Copy each line of the entries beneath that contains the word "screenshot".
===== Data lines
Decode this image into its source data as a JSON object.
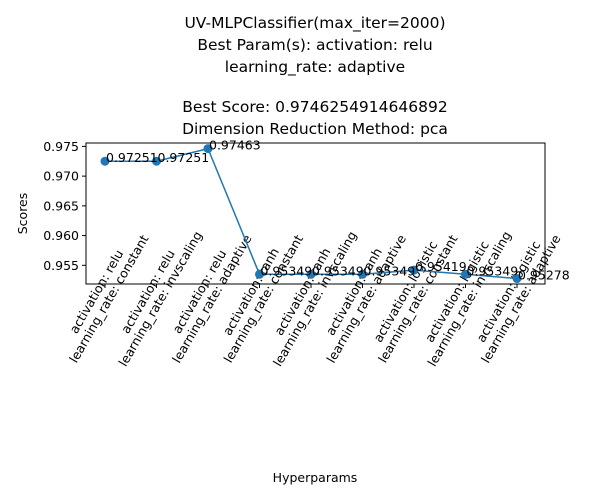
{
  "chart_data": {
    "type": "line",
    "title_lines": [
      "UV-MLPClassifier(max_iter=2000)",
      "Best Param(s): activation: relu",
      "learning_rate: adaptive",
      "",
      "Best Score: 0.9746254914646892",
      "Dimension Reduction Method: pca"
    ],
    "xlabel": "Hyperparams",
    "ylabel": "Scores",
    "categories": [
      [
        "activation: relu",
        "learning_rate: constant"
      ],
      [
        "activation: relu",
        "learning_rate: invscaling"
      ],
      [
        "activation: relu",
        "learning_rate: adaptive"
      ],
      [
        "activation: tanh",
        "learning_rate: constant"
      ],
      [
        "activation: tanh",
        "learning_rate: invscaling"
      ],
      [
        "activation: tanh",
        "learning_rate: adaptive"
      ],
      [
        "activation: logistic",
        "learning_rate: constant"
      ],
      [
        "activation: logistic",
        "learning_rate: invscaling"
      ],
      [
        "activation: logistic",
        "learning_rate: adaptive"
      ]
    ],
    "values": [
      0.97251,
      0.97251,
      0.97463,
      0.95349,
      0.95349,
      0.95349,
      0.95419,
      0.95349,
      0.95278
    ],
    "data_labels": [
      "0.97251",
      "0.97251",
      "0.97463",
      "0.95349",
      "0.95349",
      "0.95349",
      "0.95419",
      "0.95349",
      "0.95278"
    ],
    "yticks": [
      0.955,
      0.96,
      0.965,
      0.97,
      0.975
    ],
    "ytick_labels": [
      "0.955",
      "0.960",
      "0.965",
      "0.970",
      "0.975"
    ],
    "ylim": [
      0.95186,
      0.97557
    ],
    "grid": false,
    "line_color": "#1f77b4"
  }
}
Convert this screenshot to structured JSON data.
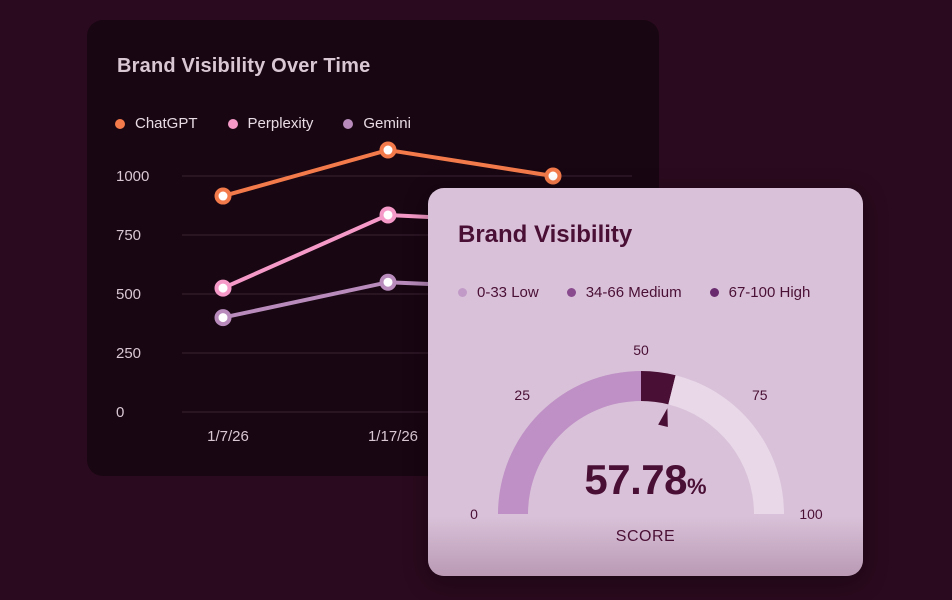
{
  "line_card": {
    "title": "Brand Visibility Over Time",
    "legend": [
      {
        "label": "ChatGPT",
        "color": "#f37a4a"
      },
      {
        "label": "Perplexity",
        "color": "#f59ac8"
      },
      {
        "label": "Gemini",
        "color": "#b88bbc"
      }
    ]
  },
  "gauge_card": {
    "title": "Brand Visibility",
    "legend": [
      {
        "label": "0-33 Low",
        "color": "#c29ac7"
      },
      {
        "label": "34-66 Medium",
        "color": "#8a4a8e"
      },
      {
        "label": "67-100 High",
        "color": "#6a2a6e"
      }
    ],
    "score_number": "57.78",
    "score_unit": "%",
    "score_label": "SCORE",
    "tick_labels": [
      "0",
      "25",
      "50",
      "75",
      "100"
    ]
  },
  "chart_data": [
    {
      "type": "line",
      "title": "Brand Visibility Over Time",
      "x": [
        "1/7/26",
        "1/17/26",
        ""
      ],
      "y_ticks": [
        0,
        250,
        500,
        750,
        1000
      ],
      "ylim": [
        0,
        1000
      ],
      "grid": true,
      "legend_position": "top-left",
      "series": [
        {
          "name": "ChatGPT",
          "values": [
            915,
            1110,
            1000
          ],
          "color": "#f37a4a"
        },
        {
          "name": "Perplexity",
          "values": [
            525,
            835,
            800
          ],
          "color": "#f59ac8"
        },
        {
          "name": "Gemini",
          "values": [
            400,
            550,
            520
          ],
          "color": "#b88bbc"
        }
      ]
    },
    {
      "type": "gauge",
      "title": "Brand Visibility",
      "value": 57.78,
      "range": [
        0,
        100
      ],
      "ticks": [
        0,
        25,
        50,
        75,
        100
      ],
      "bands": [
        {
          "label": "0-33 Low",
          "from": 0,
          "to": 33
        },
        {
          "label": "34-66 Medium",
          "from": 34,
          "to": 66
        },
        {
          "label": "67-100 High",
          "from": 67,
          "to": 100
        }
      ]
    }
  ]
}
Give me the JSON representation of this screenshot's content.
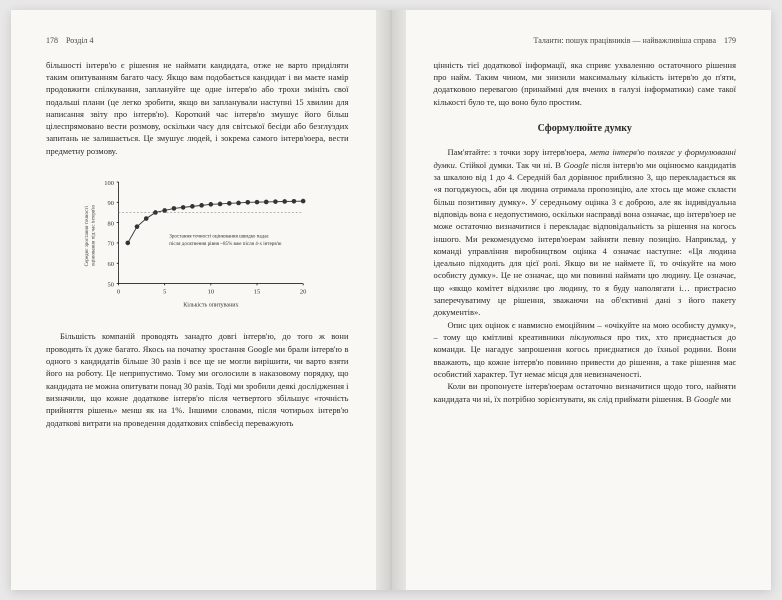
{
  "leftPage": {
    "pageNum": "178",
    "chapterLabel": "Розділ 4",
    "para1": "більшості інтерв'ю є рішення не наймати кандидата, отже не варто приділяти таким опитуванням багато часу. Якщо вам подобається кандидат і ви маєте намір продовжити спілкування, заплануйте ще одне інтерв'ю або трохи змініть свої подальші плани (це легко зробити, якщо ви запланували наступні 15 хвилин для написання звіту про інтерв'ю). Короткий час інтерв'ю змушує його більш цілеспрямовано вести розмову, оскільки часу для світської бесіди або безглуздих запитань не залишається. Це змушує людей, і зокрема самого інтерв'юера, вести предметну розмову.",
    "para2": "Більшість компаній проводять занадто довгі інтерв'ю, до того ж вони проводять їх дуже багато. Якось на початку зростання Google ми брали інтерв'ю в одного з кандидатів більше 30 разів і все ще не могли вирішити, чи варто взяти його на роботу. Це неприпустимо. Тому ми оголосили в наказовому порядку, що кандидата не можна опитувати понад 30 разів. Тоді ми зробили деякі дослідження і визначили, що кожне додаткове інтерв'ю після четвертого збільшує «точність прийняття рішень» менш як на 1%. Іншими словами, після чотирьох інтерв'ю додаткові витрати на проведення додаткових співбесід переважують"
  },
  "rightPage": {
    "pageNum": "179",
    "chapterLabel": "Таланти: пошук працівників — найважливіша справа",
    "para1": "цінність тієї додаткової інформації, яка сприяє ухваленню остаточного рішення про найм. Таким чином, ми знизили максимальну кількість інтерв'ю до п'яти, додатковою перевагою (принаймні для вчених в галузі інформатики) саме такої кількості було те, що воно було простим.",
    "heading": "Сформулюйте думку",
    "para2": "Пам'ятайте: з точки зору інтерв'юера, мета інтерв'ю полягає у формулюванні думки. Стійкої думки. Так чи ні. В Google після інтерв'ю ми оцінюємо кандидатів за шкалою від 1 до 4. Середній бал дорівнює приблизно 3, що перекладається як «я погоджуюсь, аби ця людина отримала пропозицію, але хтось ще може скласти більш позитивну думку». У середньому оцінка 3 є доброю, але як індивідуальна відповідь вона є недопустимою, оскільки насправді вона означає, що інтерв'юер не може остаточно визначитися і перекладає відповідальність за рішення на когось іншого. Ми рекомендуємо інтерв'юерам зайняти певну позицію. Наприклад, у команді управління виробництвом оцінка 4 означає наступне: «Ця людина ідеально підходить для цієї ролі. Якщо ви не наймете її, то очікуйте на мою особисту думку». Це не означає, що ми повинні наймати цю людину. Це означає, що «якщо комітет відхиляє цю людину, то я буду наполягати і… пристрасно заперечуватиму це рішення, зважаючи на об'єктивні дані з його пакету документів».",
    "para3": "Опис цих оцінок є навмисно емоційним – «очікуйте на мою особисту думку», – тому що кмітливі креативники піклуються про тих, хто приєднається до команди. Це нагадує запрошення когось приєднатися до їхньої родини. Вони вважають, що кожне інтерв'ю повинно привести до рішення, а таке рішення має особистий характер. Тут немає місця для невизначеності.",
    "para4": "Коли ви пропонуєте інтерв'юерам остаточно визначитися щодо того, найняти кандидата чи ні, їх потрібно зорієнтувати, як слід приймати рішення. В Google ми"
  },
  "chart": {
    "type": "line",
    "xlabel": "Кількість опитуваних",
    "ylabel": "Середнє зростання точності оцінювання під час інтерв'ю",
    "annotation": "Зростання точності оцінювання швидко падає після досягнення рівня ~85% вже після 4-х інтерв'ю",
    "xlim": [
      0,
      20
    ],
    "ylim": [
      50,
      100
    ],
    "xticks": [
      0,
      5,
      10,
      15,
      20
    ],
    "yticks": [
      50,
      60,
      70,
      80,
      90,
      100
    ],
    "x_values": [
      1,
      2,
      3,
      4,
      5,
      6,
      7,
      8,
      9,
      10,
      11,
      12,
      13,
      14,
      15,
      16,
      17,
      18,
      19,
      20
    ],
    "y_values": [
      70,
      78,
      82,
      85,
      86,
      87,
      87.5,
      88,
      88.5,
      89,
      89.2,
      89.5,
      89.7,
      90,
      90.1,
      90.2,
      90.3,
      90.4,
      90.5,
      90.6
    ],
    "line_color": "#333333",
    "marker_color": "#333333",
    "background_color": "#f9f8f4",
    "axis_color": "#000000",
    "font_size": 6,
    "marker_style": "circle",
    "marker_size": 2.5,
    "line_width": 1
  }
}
==========
__Expected answer__:
Convert this screenshot to structured JSON data.
Give me the JSON representation of this screenshot's content.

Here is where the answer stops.